Extracted data entries ->
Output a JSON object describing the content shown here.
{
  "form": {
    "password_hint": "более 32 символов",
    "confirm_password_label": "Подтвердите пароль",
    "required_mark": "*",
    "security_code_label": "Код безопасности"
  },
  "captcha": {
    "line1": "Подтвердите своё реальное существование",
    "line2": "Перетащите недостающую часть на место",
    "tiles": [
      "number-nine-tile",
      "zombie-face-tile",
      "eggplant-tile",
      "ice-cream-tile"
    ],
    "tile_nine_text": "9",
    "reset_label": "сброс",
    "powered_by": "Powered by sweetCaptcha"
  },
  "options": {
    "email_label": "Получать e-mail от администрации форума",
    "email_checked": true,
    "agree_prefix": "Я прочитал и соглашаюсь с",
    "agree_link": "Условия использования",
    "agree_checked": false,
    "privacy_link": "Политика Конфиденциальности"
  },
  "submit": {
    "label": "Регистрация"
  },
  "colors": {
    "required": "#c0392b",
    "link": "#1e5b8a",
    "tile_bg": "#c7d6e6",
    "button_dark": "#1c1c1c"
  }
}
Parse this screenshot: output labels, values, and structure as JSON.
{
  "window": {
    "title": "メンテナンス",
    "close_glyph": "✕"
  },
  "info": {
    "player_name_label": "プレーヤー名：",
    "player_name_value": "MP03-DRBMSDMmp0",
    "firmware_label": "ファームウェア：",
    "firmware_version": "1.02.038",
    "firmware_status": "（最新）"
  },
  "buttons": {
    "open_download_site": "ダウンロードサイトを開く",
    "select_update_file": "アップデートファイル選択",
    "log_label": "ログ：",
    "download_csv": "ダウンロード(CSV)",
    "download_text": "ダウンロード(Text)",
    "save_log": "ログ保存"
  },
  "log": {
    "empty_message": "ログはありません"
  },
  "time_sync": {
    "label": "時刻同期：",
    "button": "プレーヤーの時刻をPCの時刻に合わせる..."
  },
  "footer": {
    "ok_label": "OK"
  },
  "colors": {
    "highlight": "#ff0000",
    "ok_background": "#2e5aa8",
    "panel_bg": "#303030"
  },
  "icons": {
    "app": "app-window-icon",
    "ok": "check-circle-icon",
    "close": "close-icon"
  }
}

PROBLEM TO WORK ON -> From the records above, extract every line exactly as it stands.

EXERCISE SOLUTION ->
Output a JSON object describing the content shown here.
{
  "form": {
    "password_hint": "более 32 символов",
    "confirm_password_label": "Подтвердите пароль",
    "required_mark": "*",
    "security_code_label": "Код безопасности"
  },
  "captcha": {
    "line1": "Подтвердите своё реальное существование",
    "line2": "Перетащите недостающую часть на место",
    "tiles": [
      "number-nine-tile",
      "zombie-face-tile",
      "eggplant-tile",
      "ice-cream-tile"
    ],
    "tile_nine_text": "9",
    "reset_label": "сброс",
    "powered_by": "Powered by sweetCaptcha"
  },
  "options": {
    "email_label": "Получать e-mail от администрации форума",
    "email_checked": true,
    "agree_prefix": "Я прочитал и соглашаюсь с",
    "agree_link": "Условия использования",
    "agree_checked": false,
    "privacy_link": "Политика Конфиденциальности"
  },
  "submit": {
    "label": "Регистрация"
  },
  "colors": {
    "required": "#c0392b",
    "link": "#1e5b8a",
    "tile_bg": "#c7d6e6",
    "button_dark": "#1c1c1c"
  }
}
Parse this screenshot: output labels, values, and structure as JSON.
{
  "window": {
    "title": "メンテナンス",
    "close_glyph": "✕"
  },
  "info": {
    "player_name_label": "プレーヤー名：",
    "player_name_value": "MP03-DRBMSDMmp0",
    "firmware_label": "ファームウェア：",
    "firmware_version": "1.02.038",
    "firmware_status": "（最新）"
  },
  "buttons": {
    "open_download_site": "ダウンロードサイトを開く",
    "select_update_file": "アップデートファイル選択",
    "log_label": "ログ：",
    "download_csv": "ダウンロード(CSV)",
    "download_text": "ダウンロード(Text)",
    "save_log": "ログ保存"
  },
  "log": {
    "empty_message": "ログはありません"
  },
  "time_sync": {
    "label": "時刻同期：",
    "button": "プレーヤーの時刻をPCの時刻に合わせる..."
  },
  "footer": {
    "ok_label": "OK"
  },
  "colors": {
    "highlight": "#ff0000",
    "ok_background": "#2e5aa8",
    "panel_bg": "#303030"
  },
  "icons": {
    "app": "app-window-icon",
    "ok": "check-circle-icon",
    "close": "close-icon"
  }
}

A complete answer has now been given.